[TASK DESCRIPTION] Give the data a second time, exactly and in full.

--- start ---

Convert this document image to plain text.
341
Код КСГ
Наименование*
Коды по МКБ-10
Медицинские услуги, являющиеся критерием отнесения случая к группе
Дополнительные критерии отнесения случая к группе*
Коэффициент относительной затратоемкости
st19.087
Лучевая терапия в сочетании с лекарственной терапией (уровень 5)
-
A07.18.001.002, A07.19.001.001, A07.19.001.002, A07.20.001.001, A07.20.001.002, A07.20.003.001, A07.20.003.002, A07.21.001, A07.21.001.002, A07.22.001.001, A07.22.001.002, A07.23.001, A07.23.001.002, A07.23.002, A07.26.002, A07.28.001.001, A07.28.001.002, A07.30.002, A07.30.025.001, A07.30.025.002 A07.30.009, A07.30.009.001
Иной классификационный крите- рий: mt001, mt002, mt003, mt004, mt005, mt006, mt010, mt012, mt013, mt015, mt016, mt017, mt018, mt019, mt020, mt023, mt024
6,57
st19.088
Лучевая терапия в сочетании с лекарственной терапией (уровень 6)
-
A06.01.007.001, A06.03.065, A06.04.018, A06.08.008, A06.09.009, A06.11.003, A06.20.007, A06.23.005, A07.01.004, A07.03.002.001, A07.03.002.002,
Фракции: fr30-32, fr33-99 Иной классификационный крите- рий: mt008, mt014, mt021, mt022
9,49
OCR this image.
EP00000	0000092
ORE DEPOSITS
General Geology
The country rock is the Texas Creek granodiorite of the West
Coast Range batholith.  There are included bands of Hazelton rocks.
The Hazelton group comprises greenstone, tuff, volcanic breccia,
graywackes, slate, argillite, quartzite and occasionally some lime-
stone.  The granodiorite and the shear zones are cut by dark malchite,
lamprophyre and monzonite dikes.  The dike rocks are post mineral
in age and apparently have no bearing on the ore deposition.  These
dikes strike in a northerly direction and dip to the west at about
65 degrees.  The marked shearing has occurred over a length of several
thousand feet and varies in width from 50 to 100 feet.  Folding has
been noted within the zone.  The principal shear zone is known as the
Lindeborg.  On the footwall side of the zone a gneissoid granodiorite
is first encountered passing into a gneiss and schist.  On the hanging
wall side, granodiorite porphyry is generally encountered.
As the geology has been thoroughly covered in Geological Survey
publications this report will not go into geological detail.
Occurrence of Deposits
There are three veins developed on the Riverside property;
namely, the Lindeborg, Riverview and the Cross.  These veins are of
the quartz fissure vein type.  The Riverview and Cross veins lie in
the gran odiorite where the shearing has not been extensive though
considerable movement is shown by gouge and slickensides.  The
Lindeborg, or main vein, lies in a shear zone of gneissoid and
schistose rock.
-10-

--- end ---

[RESULT OF THE TASK]
Convert this document image to plain text.
341
Код КСГ
Наименование*
Коды по МКБ-10
Медицинские услуги, являющиеся критерием отнесения случая к группе
Дополнительные критерии отнесения случая к группе*
Коэффициент относительной затратоемкости
st19.087
Лучевая терапия в сочетании с лекарственной терапией (уровень 5)
-
A07.18.001.002, A07.19.001.001, A07.19.001.002, A07.20.001.001, A07.20.001.002, A07.20.003.001, A07.20.003.002, A07.21.001, A07.21.001.002, A07.22.001.001, A07.22.001.002, A07.23.001, A07.23.001.002, A07.23.002, A07.26.002, A07.28.001.001, A07.28.001.002, A07.30.002, A07.30.025.001, A07.30.025.002 A07.30.009, A07.30.009.001
Иной классификационный крите- рий: mt001, mt002, mt003, mt004, mt005, mt006, mt010, mt012, mt013, mt015, mt016, mt017, mt018, mt019, mt020, mt023, mt024
6,57
st19.088
Лучевая терапия в сочетании с лекарственной терапией (уровень 6)
-
A06.01.007.001, A06.03.065, A06.04.018, A06.08.008, A06.09.009, A06.11.003, A06.20.007, A06.23.005, A07.01.004, A07.03.002.001, A07.03.002.002,
Фракции: fr30-32, fr33-99 Иной классификационный крите- рий: mt008, mt014, mt021, mt022
9,49
OCR this image.
EP00000	0000092
ORE DEPOSITS
General Geology
The country rock is the Texas Creek granodiorite of the West
Coast Range batholith.  There are included bands of Hazelton rocks.
The Hazelton group comprises greenstone, tuff, volcanic breccia,
graywackes, slate, argillite, quartzite and occasionally some lime-
stone.  The granodiorite and the shear zones are cut by dark malchite,
lamprophyre and monzonite dikes.  The dike rocks are post mineral
in age and apparently have no bearing on the ore deposition.  These
dikes strike in a northerly direction and dip to the west at about
65 degrees.  The marked shearing has occurred over a length of several
thousand feet and varies in width from 50 to 100 feet.  Folding has
been noted within the zone.  The principal shear zone is known as the
Lindeborg.  On the footwall side of the zone a gneissoid granodiorite
is first encountered passing into a gneiss and schist.  On the hanging
wall side, granodiorite porphyry is generally encountered.
As the geology has been thoroughly covered in Geological Survey
publications this report will not go into geological detail.
Occurrence of Deposits
There are three veins developed on the Riverside property;
namely, the Lindeborg, Riverview and the Cross.  These veins are of
the quartz fissure vein type.  The Riverview and Cross veins lie in
the gran odiorite where the shearing has not been extensive though
considerable movement is shown by gouge and slickensides.  The
Lindeborg, or main vein, lies in a shear zone of gneissoid and
schistose rock.
-10-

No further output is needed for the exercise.